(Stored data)

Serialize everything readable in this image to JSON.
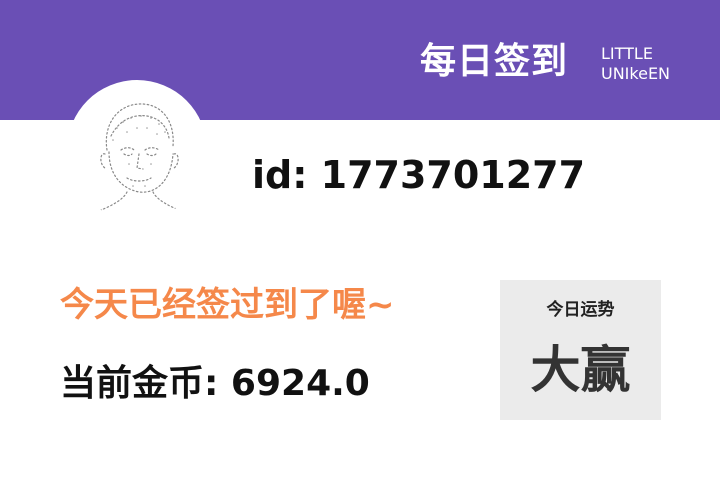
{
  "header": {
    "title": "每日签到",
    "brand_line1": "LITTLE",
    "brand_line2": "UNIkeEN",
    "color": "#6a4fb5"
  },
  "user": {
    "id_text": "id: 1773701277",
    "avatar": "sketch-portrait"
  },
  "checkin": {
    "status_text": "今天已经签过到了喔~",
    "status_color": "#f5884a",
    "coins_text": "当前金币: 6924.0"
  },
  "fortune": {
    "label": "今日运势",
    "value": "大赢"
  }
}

» Problem requirements
Copy the records above exactly. The pictures are not part of the copy.

» The solution
Serialize everything readable in this image to JSON.
{
  "header": {
    "title": "每日签到",
    "brand_line1": "LITTLE",
    "brand_line2": "UNIkeEN",
    "color": "#6a4fb5"
  },
  "user": {
    "id_text": "id: 1773701277",
    "avatar": "sketch-portrait"
  },
  "checkin": {
    "status_text": "今天已经签过到了喔~",
    "status_color": "#f5884a",
    "coins_text": "当前金币: 6924.0"
  },
  "fortune": {
    "label": "今日运势",
    "value": "大赢"
  }
}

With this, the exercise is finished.